写真家の前田真三氏と竹内敏信氏の作品に魅了され、25歳から本格的に写真を始めました。身近な北海道を再発見したく、30歳までの6年間に全道各地で約2万カットの風景写真を撮影しました。その中からお気に入りの16枚を紹介します。
1.ラベンダー色の街
夕暮れの小樽で撮影した私の一番のお気に入り。全体が紫色がかっているのはフィルターによるものではなく、シャッタースピードを遅くしたときの、このフィルムの発色特性による。そういうテクニカルなことは抜きにしても、雪の紫色と街灯の青緑が幻想的で最高に美しい仕上がりだ。
<撮影メモ>
日時場所:1995.01 小樽市
カメラ :Canon EOS630
レンズ :EF50mm F1.4
フィルム:フジクローム Velvia50 Pro.

### 依頼事項
1 - 北海道の風景写真の紹介文から、「写真家の前田真三氏と竹内敏信」を含む語句で始まり「的で最高に美しい仕上がりだ。」で終わる部分を、手を加えずに抜き出して返すこと。
2 - 北海道の風景写真の紹介文について、最後に示された行の後に続く部分を書き足すこと。

(データ項目)
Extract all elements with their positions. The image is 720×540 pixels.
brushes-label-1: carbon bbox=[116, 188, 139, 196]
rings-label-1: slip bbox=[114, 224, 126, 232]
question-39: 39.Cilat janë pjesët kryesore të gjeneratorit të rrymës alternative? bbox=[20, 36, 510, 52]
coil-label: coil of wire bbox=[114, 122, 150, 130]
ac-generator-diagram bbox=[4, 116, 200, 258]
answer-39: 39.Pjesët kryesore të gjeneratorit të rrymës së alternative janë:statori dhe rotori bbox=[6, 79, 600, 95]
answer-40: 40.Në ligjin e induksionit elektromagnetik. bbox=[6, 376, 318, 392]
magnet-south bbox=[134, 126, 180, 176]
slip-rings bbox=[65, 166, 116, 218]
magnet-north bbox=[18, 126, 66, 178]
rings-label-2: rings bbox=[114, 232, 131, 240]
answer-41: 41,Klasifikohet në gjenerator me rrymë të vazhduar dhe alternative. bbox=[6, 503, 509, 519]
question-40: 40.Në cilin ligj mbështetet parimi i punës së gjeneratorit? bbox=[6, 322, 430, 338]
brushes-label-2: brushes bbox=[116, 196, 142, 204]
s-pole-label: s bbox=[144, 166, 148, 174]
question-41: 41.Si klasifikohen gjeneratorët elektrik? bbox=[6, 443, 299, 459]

### 想定回答
1 -
写真家の前田真三氏と竹内敏信氏の作品に魅了され、25歳から本格的に写真を始めました。身近な北海道を再発見したく、30歳までの6年間に全道各地で約2万カットの風景写真を撮影しました。その中からお気に入りの16枚を紹介します。
1.ラベンダー色の街
夕暮れの小樽で撮影した私の一番のお気に入り。全体が紫色がかっているのはフィルターによるものではなく、シャッタースピードを遅くしたときの、このフィルムの発色特性による。そういうテクニカルなことは抜きにしても、雪の紫色と街灯の青緑が幻想的で最高に美しい仕上がりだ。

2 -
2.黄金の利尻富士
オロロンラインをひたすら北上。サロベツ原野の稚咲内海岸で、利尻富士に沈む夕日を狙った。蛇行する河口をアクセントにした会心の一枚。余談ですが、この写真をぜひ買いたいという知人に、実費(プリント代と額縁の5千円)でお分けしました。
<撮影メモ>
日時場所:1994.08 豊富町
カメラ :Canon EOS630
レンズ :EF135mm F2.8
フィルム:フジクローム RDP-II
3.紫香るラベンダー
ラベンダーの香りや空気感を伝えたいと思い、さわやかな香りに誘われて蜜をすうチョウをとらえてみた。ラベンダーの香りには気持ちを沈静させる効果があるというが、写真の淡い紫色にも同じ効果があるのではないかと思う。
<撮影メモ>
日時場所:1996.08 中富良野町
カメラ :Canon EOS630
レンズ :EF135mm F2.8
フィルム:フジクローム Velvia50 Pro.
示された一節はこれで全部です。